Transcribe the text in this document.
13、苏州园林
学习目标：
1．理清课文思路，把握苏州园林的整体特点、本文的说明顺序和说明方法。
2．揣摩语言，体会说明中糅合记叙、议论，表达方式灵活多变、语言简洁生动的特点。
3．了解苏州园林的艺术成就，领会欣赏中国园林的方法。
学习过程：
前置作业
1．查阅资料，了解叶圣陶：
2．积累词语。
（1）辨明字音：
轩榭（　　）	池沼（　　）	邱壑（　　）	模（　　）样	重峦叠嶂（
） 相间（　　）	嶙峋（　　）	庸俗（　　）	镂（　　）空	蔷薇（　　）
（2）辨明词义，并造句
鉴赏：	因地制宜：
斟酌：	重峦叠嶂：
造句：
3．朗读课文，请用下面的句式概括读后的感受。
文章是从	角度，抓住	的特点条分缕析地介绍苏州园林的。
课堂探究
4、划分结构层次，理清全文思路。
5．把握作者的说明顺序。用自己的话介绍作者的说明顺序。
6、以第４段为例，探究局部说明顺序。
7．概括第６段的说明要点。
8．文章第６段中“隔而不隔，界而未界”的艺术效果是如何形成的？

★ ★ ★ ★

→ TO BE DONE
Each entry above is to be set down again in exactly the same words.

→ ANSWER FOR THIS EXERCISE
Transcribe the text in this document.
13、苏州园林
学习目标：
1．理清课文思路，把握苏州园林的整体特点、本文的说明顺序和说明方法。
2．揣摩语言，体会说明中糅合记叙、议论，表达方式灵活多变、语言简洁生动的特点。
3．了解苏州园林的艺术成就，领会欣赏中国园林的方法。
学习过程：
前置作业
1．查阅资料，了解叶圣陶：
2．积累词语。
（1）辨明字音：
轩榭（　　）	池沼（　　）	邱壑（　　）	模（　　）样	重峦叠嶂（
） 相间（　　）	嶙峋（　　）	庸俗（　　）	镂（　　）空	蔷薇（　　）
（2）辨明词义，并造句
鉴赏：	因地制宜：
斟酌：	重峦叠嶂：
造句：
3．朗读课文，请用下面的句式概括读后的感受。
文章是从	角度，抓住	的特点条分缕析地介绍苏州园林的。
课堂探究
4、划分结构层次，理清全文思路。
5．把握作者的说明顺序。用自己的话介绍作者的说明顺序。
6、以第４段为例，探究局部说明顺序。
7．概括第６段的说明要点。
8．文章第６段中“隔而不隔，界而未界”的艺术效果是如何形成的？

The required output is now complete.